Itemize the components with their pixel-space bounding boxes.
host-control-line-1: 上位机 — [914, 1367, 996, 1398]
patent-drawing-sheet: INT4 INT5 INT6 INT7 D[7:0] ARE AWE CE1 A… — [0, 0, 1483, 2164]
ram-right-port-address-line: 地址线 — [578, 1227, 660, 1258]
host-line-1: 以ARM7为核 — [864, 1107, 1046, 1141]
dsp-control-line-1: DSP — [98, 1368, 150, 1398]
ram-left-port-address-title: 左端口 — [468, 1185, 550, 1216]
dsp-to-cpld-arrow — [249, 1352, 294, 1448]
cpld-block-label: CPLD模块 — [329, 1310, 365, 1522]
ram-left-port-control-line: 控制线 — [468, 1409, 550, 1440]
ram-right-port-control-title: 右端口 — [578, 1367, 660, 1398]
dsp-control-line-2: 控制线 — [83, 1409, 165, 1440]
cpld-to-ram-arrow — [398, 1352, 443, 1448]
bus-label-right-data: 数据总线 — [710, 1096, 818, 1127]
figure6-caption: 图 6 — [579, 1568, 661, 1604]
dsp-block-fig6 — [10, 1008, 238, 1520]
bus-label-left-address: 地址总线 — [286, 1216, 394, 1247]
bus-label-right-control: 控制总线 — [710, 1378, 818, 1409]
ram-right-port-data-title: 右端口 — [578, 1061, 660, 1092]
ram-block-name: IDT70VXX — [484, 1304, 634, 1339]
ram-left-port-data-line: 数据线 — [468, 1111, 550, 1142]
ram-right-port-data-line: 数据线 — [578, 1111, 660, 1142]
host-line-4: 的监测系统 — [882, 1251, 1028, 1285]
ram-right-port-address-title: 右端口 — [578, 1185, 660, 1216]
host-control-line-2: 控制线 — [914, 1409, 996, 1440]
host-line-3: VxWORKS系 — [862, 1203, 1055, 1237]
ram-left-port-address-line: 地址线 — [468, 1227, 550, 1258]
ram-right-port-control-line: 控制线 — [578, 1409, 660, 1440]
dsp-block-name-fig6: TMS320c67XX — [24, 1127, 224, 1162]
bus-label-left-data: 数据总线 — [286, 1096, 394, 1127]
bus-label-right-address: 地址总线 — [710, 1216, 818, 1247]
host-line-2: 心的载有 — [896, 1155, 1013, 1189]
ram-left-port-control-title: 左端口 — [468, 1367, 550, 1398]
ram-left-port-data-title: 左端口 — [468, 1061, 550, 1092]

- - - - -

• _What needs to be done_: Change every occurrence of "控制线" to "控制信号线" in the items above, and copy all other text unchanged.

• _Final answer_:
Itemize the components with their pixel-space bounding boxes.
host-control-line-1: 上位机 — [914, 1367, 996, 1398]
patent-drawing-sheet: INT4 INT5 INT6 INT7 D[7:0] ARE AWE CE1 A… — [0, 0, 1483, 2164]
ram-right-port-address-line: 地址线 — [578, 1227, 660, 1258]
host-line-1: 以ARM7为核 — [864, 1107, 1046, 1141]
dsp-control-line-1: DSP — [98, 1368, 150, 1398]
ram-left-port-address-title: 左端口 — [468, 1185, 550, 1216]
dsp-to-cpld-arrow — [249, 1352, 294, 1448]
cpld-block-label: CPLD模块 — [329, 1310, 365, 1522]
ram-left-port-control-line: 控制信号线 — [468, 1409, 550, 1440]
ram-right-port-control-title: 右端口 — [578, 1367, 660, 1398]
dsp-control-line-2: 控制信号线 — [83, 1409, 165, 1440]
cpld-to-ram-arrow — [398, 1352, 443, 1448]
bus-label-right-data: 数据总线 — [710, 1096, 818, 1127]
figure6-caption: 图 6 — [579, 1568, 661, 1604]
dsp-block-fig6 — [10, 1008, 238, 1520]
bus-label-left-address: 地址总线 — [286, 1216, 394, 1247]
bus-label-right-control: 控制总线 — [710, 1378, 818, 1409]
ram-right-port-data-title: 右端口 — [578, 1061, 660, 1092]
ram-block-name: IDT70VXX — [484, 1304, 634, 1339]
ram-left-port-data-line: 数据线 — [468, 1111, 550, 1142]
ram-right-port-data-line: 数据线 — [578, 1111, 660, 1142]
host-line-4: 的监测系统 — [882, 1251, 1028, 1285]
ram-right-port-address-title: 右端口 — [578, 1185, 660, 1216]
host-control-line-2: 控制信号线 — [914, 1409, 996, 1440]
host-line-3: VxWORKS系 — [862, 1203, 1055, 1237]
ram-left-port-address-line: 地址线 — [468, 1227, 550, 1258]
ram-right-port-control-line: 控制信号线 — [578, 1409, 660, 1440]
dsp-block-name-fig6: TMS320c67XX — [24, 1127, 224, 1162]
bus-label-left-data: 数据总线 — [286, 1096, 394, 1127]
bus-label-right-address: 地址总线 — [710, 1216, 818, 1247]
host-line-2: 心的载有 — [896, 1155, 1013, 1189]
ram-left-port-control-title: 左端口 — [468, 1367, 550, 1398]
ram-left-port-data-title: 左端口 — [468, 1061, 550, 1092]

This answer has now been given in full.